EXERCISE DESCRIPTION =>
Pictures in the data below are not part of the copy; transcribe everything else exactly.

--- start of INPUT DATA ---

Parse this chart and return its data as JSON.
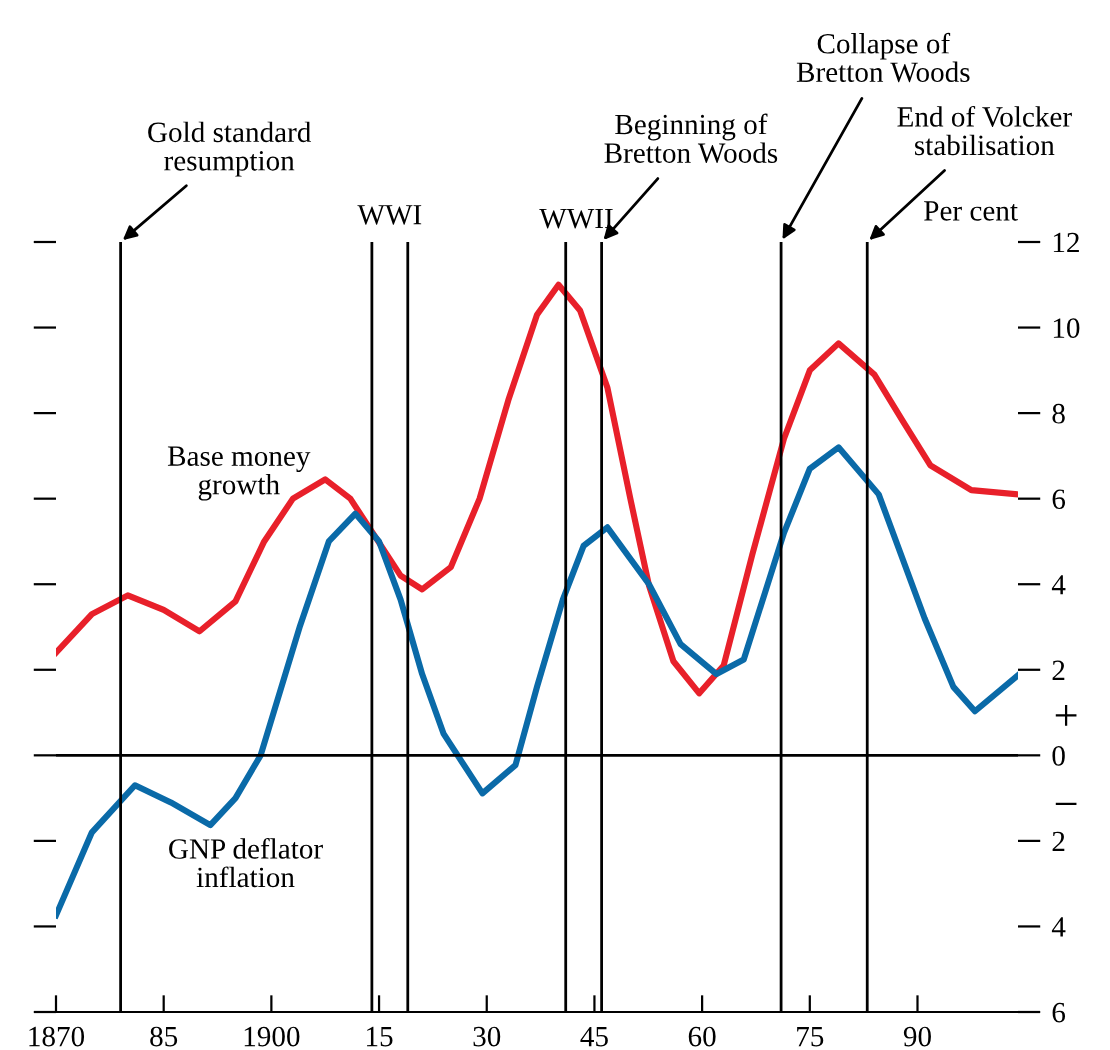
{
  "chart_data": {
    "type": "line",
    "ylabel": "Per cent",
    "x": [
      1870,
      1875,
      1880,
      1885,
      1890,
      1895,
      1899,
      1903,
      1907.5,
      1911,
      1914.5,
      1918,
      1921,
      1925,
      1929,
      1933,
      1937,
      1940,
      1943,
      1946.8,
      1950,
      1952.6,
      1956,
      1959.6,
      1963,
      1967,
      1971.4,
      1975,
      1979,
      1984,
      1988,
      1991.8,
      1997.5,
      2004
    ],
    "series": [
      {
        "name": "Base money\ngrowth",
        "color": "#e8202a",
        "values": [
          2.4,
          3.3,
          3.74,
          3.4,
          2.9,
          3.6,
          5.0,
          6.0,
          6.45,
          6.0,
          5.1,
          4.2,
          3.88,
          4.4,
          6.0,
          8.3,
          10.3,
          11.0,
          10.4,
          8.6,
          6.0,
          3.97,
          2.2,
          1.45,
          2.1,
          4.7,
          7.4,
          9.0,
          9.63,
          8.9,
          7.8,
          6.78,
          6.2,
          6.1
        ]
      },
      {
        "name": "GNP deflator\ninflation",
        "color": "#0a6aa8",
        "x": [
          1870,
          1875,
          1881,
          1886,
          1891.5,
          1895,
          1898.5,
          1904,
          1908,
          1911.7,
          1915,
          1918,
          1921,
          1924,
          1929.4,
          1934,
          1937,
          1940.6,
          1943.5,
          1946.8,
          1952.6,
          1957,
          1962,
          1965.8,
          1971.4,
          1975,
          1979,
          1984.6,
          1991,
          1995,
          1998,
          2004
        ],
        "values": [
          -3.74,
          -1.8,
          -0.7,
          -1.1,
          -1.63,
          -1.0,
          0,
          3.03,
          5.0,
          5.65,
          5.0,
          3.64,
          1.9,
          0.5,
          -0.89,
          -0.23,
          1.6,
          3.64,
          4.9,
          5.33,
          4.0,
          2.6,
          1.9,
          2.24,
          5.2,
          6.7,
          7.2,
          6.1,
          3.2,
          1.6,
          1.03,
          1.87
        ]
      }
    ],
    "xlim": [
      1870,
      2004
    ],
    "xticks": [
      1870,
      {
        "value": 1885,
        "label": "85"
      },
      1900,
      {
        "value": 1915,
        "label": "15"
      },
      {
        "value": 1930,
        "label": "30"
      },
      {
        "value": 1945,
        "label": "45"
      },
      {
        "value": 1960,
        "label": "60"
      },
      {
        "value": 1975,
        "label": "75"
      },
      {
        "value": 1990,
        "label": "90"
      }
    ],
    "ylim": [
      -6,
      12
    ],
    "yticks": [
      {
        "value": -6,
        "label": "6"
      },
      {
        "value": -4,
        "label": "4"
      },
      {
        "value": -2,
        "label": "2"
      },
      0,
      2,
      4,
      6,
      8,
      10,
      12
    ],
    "ref_lines": [
      {
        "axis": "y",
        "value": 0,
        "label": null
      },
      {
        "axis": "x",
        "value": 1879,
        "label": "Gold standard\nresumption"
      },
      {
        "axis": "x",
        "value": 1914,
        "label": "WWI"
      },
      {
        "axis": "x",
        "value": 1919,
        "label": null
      },
      {
        "axis": "x",
        "value": 1941,
        "label": "WWII"
      },
      {
        "axis": "x",
        "value": 1946,
        "label": "Beginning of\nBretton Woods"
      },
      {
        "axis": "x",
        "value": 1971,
        "label": "Collapse of\nBretton Woods"
      },
      {
        "axis": "x",
        "value": 1983,
        "label": "End of Volcker\nstabilisation"
      }
    ],
    "annotations": [
      "+",
      "−"
    ],
    "grid": false,
    "marker": "none",
    "line_style": "solid"
  }
}
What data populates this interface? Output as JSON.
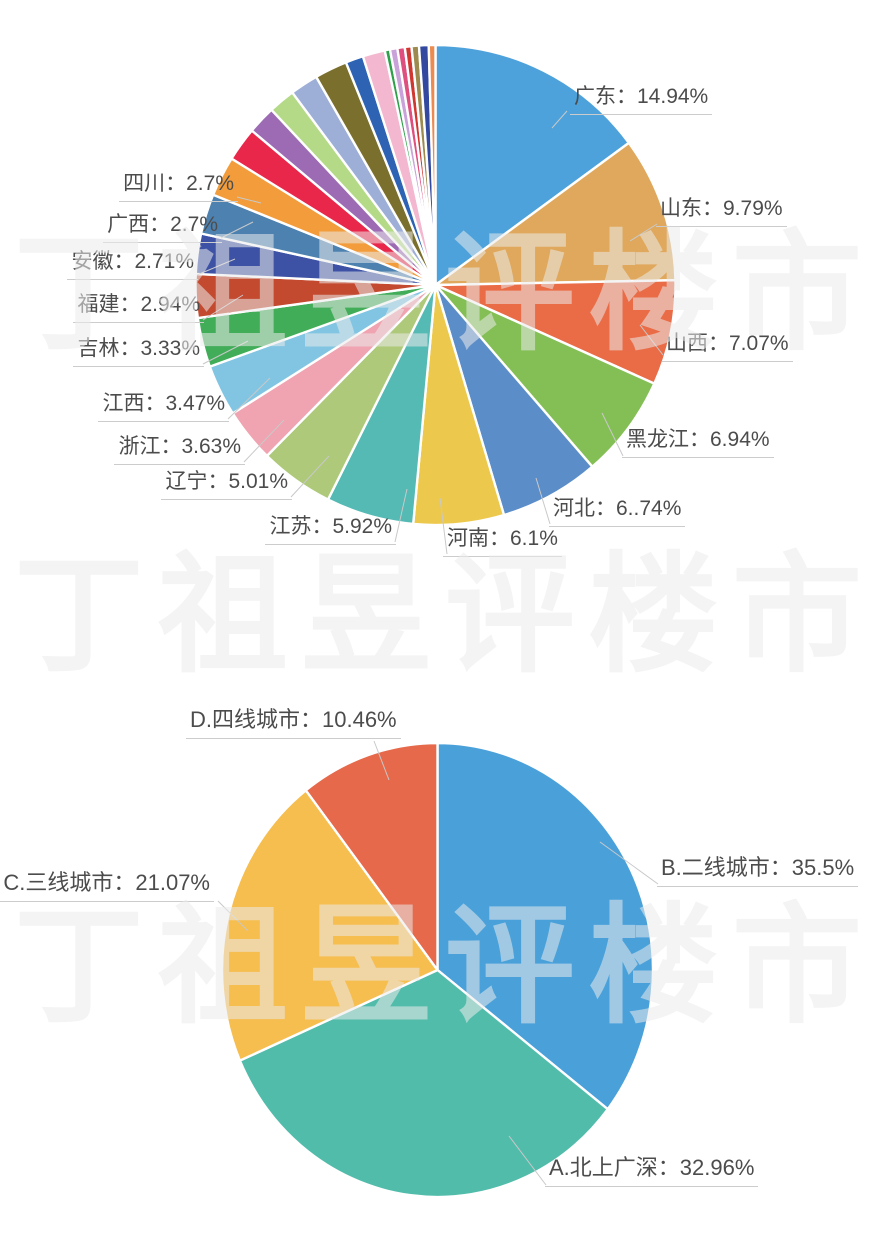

--- end of INPUT DATA ---

THE REPLY =>
Parse this chart and return its data as JSON.
{
  "chart_data": {
    "type": "line",
    "ylabel": "Per cent",
    "x": [
      1870,
      1875,
      1880,
      1885,
      1890,
      1895,
      1899,
      1903,
      1907.5,
      1911,
      1914.5,
      1918,
      1921,
      1925,
      1929,
      1933,
      1937,
      1940,
      1943,
      1946.8,
      1950,
      1952.6,
      1956,
      1959.6,
      1963,
      1967,
      1971.4,
      1975,
      1979,
      1984,
      1988,
      1991.8,
      1997.5,
      2004
    ],
    "series": [
      {
        "name": "Base money\ngrowth",
        "color": "#e8202a",
        "values": [
          2.4,
          3.3,
          3.74,
          3.4,
          2.9,
          3.6,
          5.0,
          6.0,
          6.45,
          6.0,
          5.1,
          4.2,
          3.88,
          4.4,
          6.0,
          8.3,
          10.3,
          11.0,
          10.4,
          8.6,
          6.0,
          3.97,
          2.2,
          1.45,
          2.1,
          4.7,
          7.4,
          9.0,
          9.63,
          8.9,
          7.8,
          6.78,
          6.2,
          6.1
        ]
      },
      {
        "name": "GNP deflator\ninflation",
        "color": "#0a6aa8",
        "x": [
          1870,
          1875,
          1881,
          1886,
          1891.5,
          1895,
          1898.5,
          1904,
          1908,
          1911.7,
          1915,
          1918,
          1921,
          1924,
          1929.4,
          1934,
          1937,
          1940.6,
          1943.5,
          1946.8,
          1952.6,
          1957,
          1962,
          1965.8,
          1971.4,
          1975,
          1979,
          1984.6,
          1991,
          1995,
          1998,
          2004
        ],
        "values": [
          -3.74,
          -1.8,
          -0.7,
          -1.1,
          -1.63,
          -1.0,
          0,
          3.03,
          5.0,
          5.65,
          5.0,
          3.64,
          1.9,
          0.5,
          -0.89,
          -0.23,
          1.6,
          3.64,
          4.9,
          5.33,
          4.0,
          2.6,
          1.9,
          2.24,
          5.2,
          6.7,
          7.2,
          6.1,
          3.2,
          1.6,
          1.03,
          1.87
        ]
      }
    ],
    "xlim": [
      1870,
      2004
    ],
    "xticks": [
      1870,
      {
        "value": 1885,
        "label": "85"
      },
      1900,
      {
        "value": 1915,
        "label": "15"
      },
      {
        "value": 1930,
        "label": "30"
      },
      {
        "value": 1945,
        "label": "45"
      },
      {
        "value": 1960,
        "label": "60"
      },
      {
        "value": 1975,
        "label": "75"
      },
      {
        "value": 1990,
        "label": "90"
      }
    ],
    "ylim": [
      -6,
      12
    ],
    "yticks": [
      {
        "value": -6,
        "label": "6"
      },
      {
        "value": -4,
        "label": "4"
      },
      {
        "value": -2,
        "label": "2"
      },
      0,
      2,
      4,
      6,
      8,
      10,
      12
    ],
    "ref_lines": [
      {
        "axis": "y",
        "value": 0,
        "label": null
      },
      {
        "axis": "x",
        "value": 1879,
        "label": "Gold standard\nresumption"
      },
      {
        "axis": "x",
        "value": 1914,
        "label": "WWI"
      },
      {
        "axis": "x",
        "value": 1919,
        "label": null
      },
      {
        "axis": "x",
        "value": 1941,
        "label": "WWII"
      },
      {
        "axis": "x",
        "value": 1946,
        "label": "Beginning of\nBretton Woods"
      },
      {
        "axis": "x",
        "value": 1971,
        "label": "Collapse of\nBretton Woods"
      },
      {
        "axis": "x",
        "value": 1983,
        "label": "End of Volcker\nstabilisation"
      }
    ],
    "annotations": [
      "+",
      "−"
    ],
    "grid": false,
    "marker": "none",
    "line_style": "solid"
  }
}
What data populates this interface? Output as JSON.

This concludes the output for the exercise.